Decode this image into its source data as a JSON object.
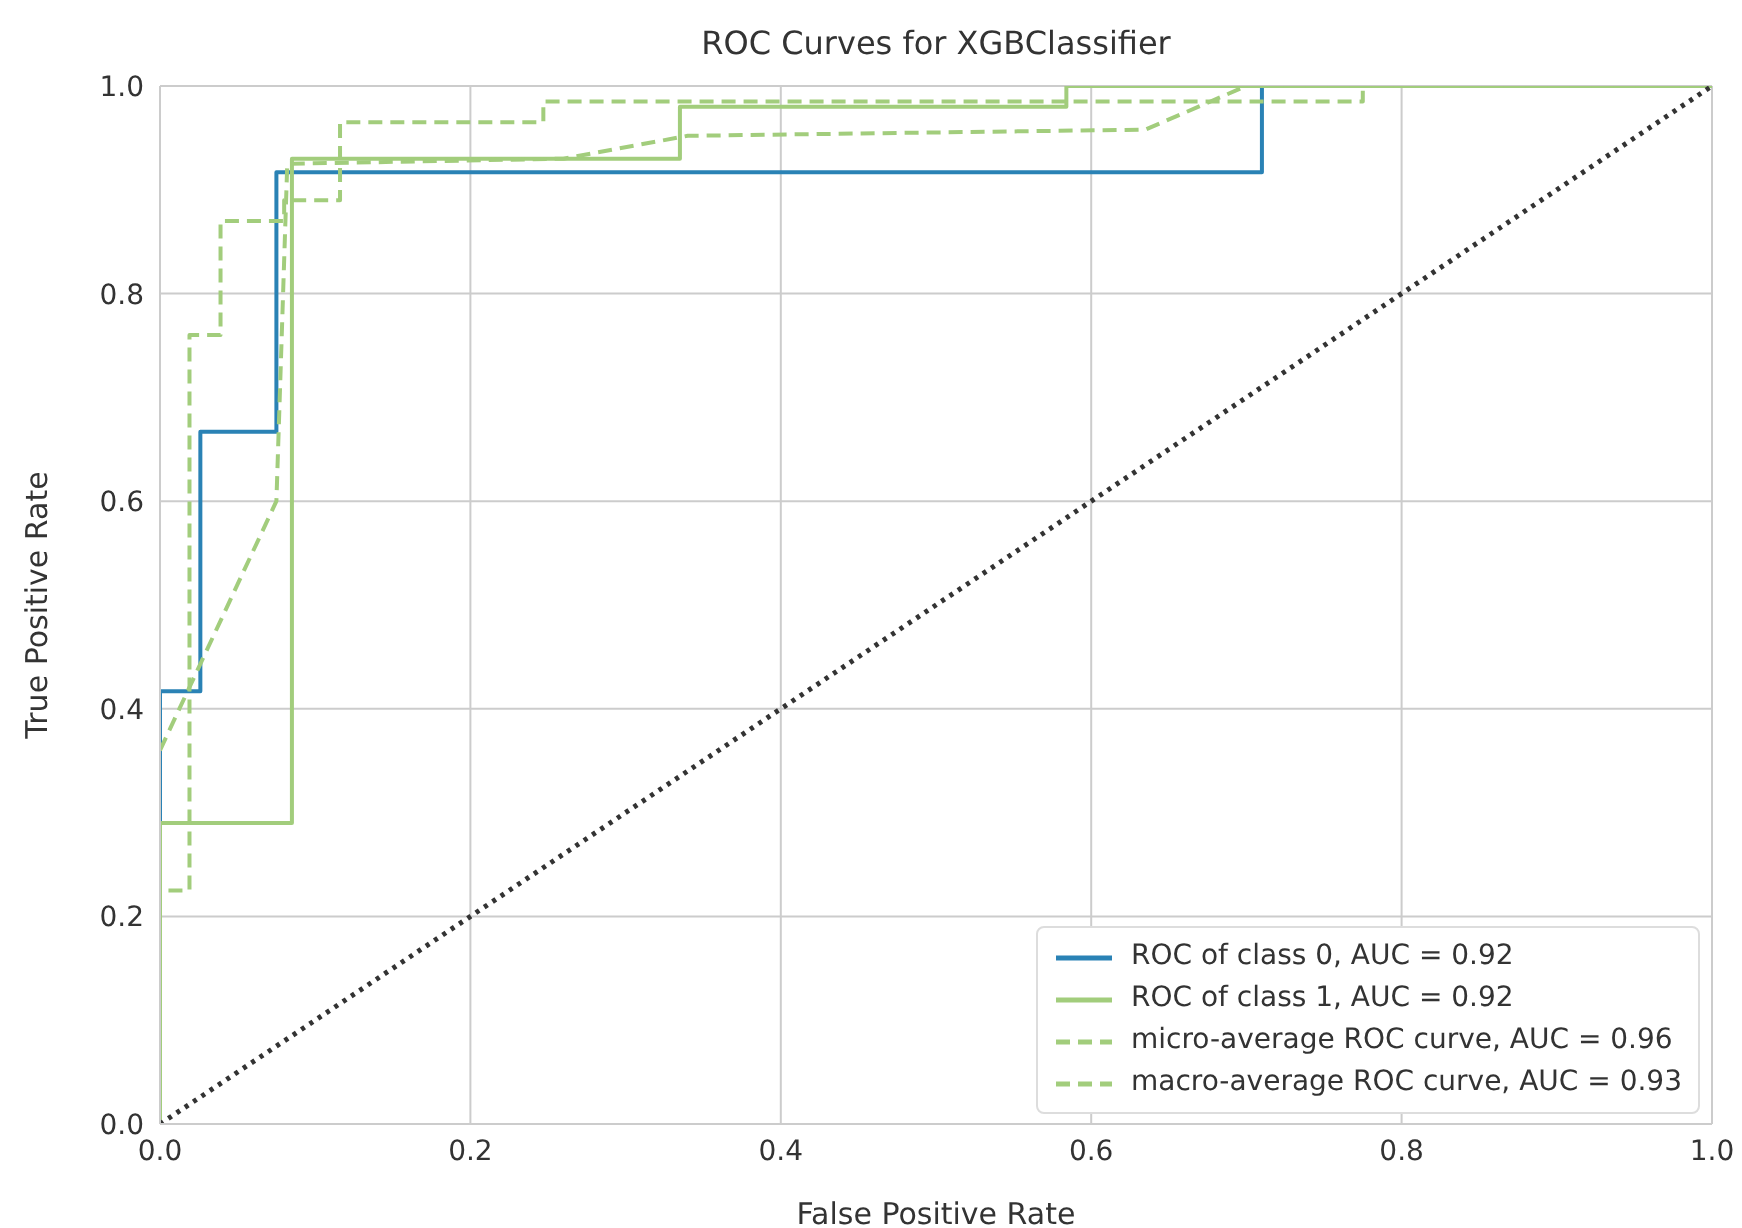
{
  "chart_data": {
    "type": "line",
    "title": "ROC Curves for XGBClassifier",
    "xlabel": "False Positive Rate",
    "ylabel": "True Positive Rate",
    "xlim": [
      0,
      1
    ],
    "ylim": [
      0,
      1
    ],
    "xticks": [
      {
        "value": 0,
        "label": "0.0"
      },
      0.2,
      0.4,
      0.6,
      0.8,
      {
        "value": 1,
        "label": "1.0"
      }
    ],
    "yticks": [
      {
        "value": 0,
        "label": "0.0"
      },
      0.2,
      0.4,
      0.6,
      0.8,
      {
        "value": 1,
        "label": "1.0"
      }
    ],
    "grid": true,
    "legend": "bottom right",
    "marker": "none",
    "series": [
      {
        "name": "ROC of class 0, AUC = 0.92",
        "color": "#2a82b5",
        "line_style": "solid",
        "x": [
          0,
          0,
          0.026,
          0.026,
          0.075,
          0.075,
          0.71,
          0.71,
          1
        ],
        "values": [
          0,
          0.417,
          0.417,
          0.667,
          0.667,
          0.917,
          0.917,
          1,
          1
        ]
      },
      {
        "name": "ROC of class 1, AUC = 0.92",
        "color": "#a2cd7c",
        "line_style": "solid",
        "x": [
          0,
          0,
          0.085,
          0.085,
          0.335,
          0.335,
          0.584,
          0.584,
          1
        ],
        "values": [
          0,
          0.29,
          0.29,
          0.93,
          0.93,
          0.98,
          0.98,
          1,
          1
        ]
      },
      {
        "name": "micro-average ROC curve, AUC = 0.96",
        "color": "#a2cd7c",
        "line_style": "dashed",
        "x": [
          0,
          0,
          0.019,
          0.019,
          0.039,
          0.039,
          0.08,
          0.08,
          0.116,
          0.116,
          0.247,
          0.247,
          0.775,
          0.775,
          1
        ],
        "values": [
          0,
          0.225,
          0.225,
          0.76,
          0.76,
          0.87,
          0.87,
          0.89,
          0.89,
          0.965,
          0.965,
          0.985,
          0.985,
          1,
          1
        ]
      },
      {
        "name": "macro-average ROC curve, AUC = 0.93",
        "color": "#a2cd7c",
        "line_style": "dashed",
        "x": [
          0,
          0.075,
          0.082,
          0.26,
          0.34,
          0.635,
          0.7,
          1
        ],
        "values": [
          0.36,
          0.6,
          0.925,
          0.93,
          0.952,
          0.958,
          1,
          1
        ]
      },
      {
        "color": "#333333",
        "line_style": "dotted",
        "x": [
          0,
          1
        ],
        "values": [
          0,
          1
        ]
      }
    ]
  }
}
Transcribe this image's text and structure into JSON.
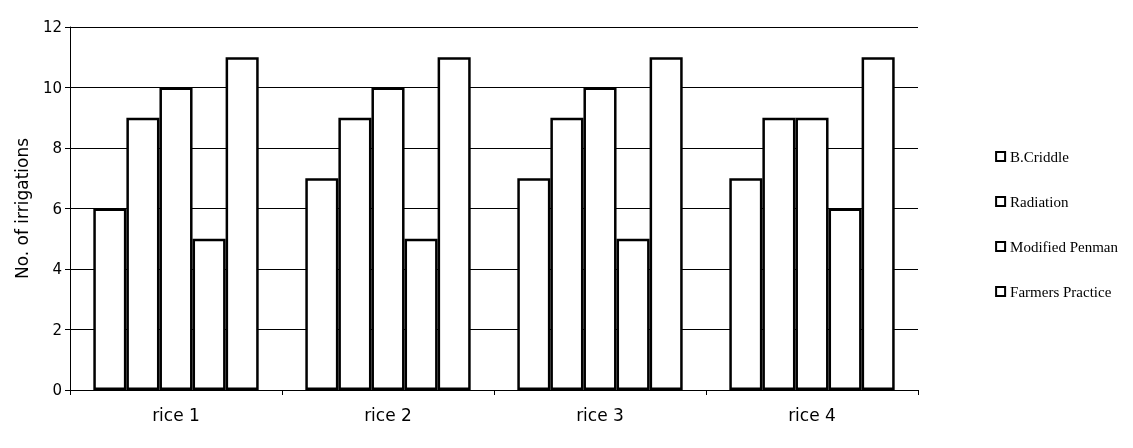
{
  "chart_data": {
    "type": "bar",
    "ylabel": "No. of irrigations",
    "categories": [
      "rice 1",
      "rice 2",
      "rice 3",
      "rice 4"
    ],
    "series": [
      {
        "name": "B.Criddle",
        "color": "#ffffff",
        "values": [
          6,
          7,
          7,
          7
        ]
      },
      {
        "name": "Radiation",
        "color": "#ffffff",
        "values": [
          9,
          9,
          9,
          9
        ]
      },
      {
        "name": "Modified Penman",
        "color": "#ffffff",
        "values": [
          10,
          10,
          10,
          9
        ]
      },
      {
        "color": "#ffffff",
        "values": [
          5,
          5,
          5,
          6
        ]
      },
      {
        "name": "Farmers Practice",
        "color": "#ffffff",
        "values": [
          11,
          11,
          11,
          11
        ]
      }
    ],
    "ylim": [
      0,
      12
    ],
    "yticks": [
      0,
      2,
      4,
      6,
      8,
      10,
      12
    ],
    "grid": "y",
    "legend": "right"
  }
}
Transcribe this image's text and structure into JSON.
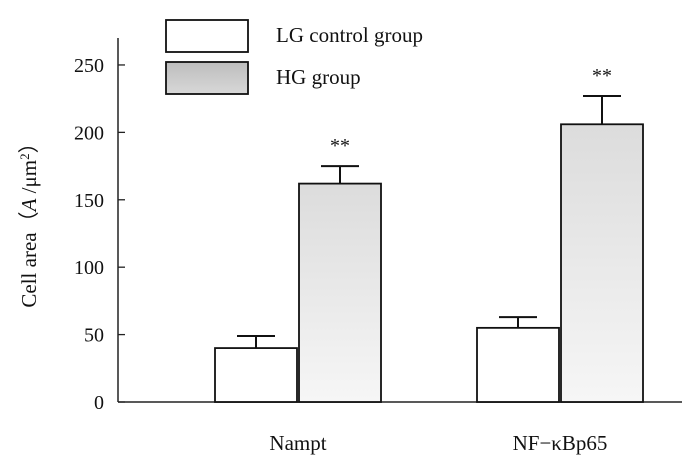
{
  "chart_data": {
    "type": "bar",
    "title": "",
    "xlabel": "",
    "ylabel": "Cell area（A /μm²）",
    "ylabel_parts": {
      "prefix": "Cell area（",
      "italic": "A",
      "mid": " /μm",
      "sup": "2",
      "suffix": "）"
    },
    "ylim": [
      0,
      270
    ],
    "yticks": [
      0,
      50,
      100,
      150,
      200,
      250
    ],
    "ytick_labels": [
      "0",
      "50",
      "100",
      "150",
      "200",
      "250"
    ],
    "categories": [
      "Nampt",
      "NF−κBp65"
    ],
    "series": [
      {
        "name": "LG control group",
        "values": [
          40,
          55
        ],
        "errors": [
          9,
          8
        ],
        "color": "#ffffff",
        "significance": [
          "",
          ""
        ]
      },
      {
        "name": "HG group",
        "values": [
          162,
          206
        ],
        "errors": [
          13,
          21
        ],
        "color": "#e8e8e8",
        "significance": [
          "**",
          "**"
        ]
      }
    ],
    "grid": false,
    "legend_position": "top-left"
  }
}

************

What the task requires: Report only how many lines in the entries contain "name".

Complete response: 10